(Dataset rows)
----

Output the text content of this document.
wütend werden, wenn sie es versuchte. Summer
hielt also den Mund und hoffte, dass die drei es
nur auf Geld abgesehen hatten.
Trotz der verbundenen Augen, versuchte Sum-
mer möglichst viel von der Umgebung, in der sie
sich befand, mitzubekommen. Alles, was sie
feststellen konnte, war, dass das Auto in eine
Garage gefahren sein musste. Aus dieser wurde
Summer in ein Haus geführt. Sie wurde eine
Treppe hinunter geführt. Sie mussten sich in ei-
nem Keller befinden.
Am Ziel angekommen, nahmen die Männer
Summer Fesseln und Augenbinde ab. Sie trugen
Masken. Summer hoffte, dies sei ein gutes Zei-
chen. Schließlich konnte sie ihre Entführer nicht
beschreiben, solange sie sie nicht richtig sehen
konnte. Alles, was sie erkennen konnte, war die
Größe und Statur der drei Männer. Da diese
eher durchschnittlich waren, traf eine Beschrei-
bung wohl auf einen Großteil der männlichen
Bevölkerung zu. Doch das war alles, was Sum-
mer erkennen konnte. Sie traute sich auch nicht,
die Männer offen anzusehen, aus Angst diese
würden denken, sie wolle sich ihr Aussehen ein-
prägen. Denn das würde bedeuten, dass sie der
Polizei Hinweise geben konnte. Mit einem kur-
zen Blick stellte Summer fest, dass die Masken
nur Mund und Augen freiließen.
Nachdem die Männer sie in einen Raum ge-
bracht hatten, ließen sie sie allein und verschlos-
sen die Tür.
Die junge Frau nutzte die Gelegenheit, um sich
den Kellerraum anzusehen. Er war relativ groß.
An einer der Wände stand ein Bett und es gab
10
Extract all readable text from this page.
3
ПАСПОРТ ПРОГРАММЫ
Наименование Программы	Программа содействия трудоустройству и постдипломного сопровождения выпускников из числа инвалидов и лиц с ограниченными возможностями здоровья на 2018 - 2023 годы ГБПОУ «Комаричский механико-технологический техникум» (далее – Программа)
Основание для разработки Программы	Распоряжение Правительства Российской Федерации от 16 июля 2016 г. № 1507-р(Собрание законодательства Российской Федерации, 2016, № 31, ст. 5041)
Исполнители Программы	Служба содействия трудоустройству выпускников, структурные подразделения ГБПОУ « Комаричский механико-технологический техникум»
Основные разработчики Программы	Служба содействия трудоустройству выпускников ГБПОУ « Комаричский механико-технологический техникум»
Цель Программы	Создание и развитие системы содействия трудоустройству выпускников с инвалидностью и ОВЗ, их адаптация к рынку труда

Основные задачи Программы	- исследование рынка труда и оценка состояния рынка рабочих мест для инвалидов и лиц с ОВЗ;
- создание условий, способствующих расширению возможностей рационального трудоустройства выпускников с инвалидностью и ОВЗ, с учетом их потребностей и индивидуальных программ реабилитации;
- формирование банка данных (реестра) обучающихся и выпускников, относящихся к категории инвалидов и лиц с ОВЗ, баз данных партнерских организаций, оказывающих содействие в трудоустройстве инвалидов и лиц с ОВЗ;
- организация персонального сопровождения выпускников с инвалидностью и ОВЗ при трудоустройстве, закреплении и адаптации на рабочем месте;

----

▶ _EXERCISE DESCRIPTION_:
Repeat, with no changes, each line from the one with "Extract all readable text from this page." to the end of the listing, including both ends and nothing else.

▶ _ANSWER FOR THE TASK_:
Extract all readable text from this page.
3
ПАСПОРТ ПРОГРАММЫ
Наименование Программы	Программа содействия трудоустройству и постдипломного сопровождения выпускников из числа инвалидов и лиц с ограниченными возможностями здоровья на 2018 - 2023 годы ГБПОУ «Комаричский механико-технологический техникум» (далее – Программа)
Основание для разработки Программы	Распоряжение Правительства Российской Федерации от 16 июля 2016 г. № 1507-р(Собрание законодательства Российской Федерации, 2016, № 31, ст. 5041)
Исполнители Программы	Служба содействия трудоустройству выпускников, структурные подразделения ГБПОУ « Комаричский механико-технологический техникум»
Основные разработчики Программы	Служба содействия трудоустройству выпускников ГБПОУ « Комаричский механико-технологический техникум»
Цель Программы	Создание и развитие системы содействия трудоустройству выпускников с инвалидностью и ОВЗ, их адаптация к рынку труда

Основные задачи Программы	- исследование рынка труда и оценка состояния рынка рабочих мест для инвалидов и лиц с ОВЗ;
- создание условий, способствующих расширению возможностей рационального трудоустройства выпускников с инвалидностью и ОВЗ, с учетом их потребностей и индивидуальных программ реабилитации;
- формирование банка данных (реестра) обучающихся и выпускников, относящихся к категории инвалидов и лиц с ОВЗ, баз данных партнерских организаций, оказывающих содействие в трудоустройстве инвалидов и лиц с ОВЗ;
- организация персонального сопровождения выпускников с инвалидностью и ОВЗ при трудоустройстве, закреплении и адаптации на рабочем месте;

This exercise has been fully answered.